+++ SUPPLIED INFORMATION

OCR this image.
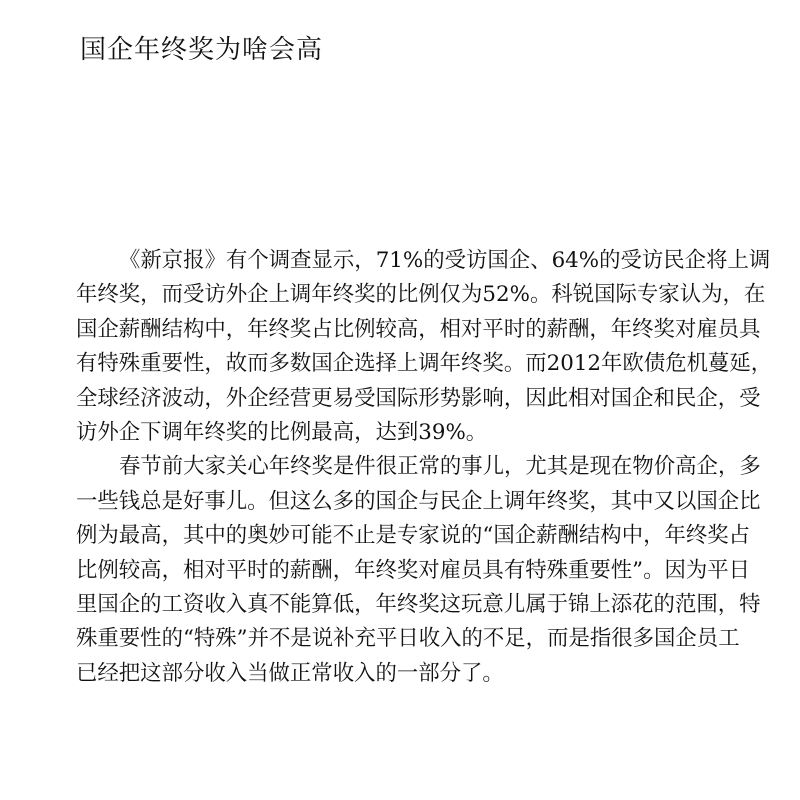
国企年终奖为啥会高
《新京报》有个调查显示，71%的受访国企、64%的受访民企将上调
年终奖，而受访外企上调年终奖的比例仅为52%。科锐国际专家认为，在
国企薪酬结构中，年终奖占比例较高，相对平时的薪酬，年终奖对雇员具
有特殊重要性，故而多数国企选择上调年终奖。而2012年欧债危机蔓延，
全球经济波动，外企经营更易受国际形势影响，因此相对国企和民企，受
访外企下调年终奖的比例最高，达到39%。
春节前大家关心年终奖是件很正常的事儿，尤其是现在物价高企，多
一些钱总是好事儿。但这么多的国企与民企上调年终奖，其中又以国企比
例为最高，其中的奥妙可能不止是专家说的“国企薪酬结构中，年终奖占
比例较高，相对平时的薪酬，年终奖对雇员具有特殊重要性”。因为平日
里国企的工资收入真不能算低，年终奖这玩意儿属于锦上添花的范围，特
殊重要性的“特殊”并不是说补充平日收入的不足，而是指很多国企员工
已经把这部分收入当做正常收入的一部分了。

++++++

__WRITTEN INSTRUCTION__:
Return the entries unchanged, save for the pictures, which do not belong in the copy.

__RESPONSE TO THIS TASK__:
OCR this image.
国企年终奖为啥会高
《新京报》有个调查显示，71%的受访国企、64%的受访民企将上调
年终奖，而受访外企上调年终奖的比例仅为52%。科锐国际专家认为，在
国企薪酬结构中，年终奖占比例较高，相对平时的薪酬，年终奖对雇员具
有特殊重要性，故而多数国企选择上调年终奖。而2012年欧债危机蔓延，
全球经济波动，外企经营更易受国际形势影响，因此相对国企和民企，受
访外企下调年终奖的比例最高，达到39%。
春节前大家关心年终奖是件很正常的事儿，尤其是现在物价高企，多
一些钱总是好事儿。但这么多的国企与民企上调年终奖，其中又以国企比
例为最高，其中的奥妙可能不止是专家说的“国企薪酬结构中，年终奖占
比例较高，相对平时的薪酬，年终奖对雇员具有特殊重要性”。因为平日
里国企的工资收入真不能算低，年终奖这玩意儿属于锦上添花的范围，特
殊重要性的“特殊”并不是说补充平日收入的不足，而是指很多国企员工
已经把这部分收入当做正常收入的一部分了。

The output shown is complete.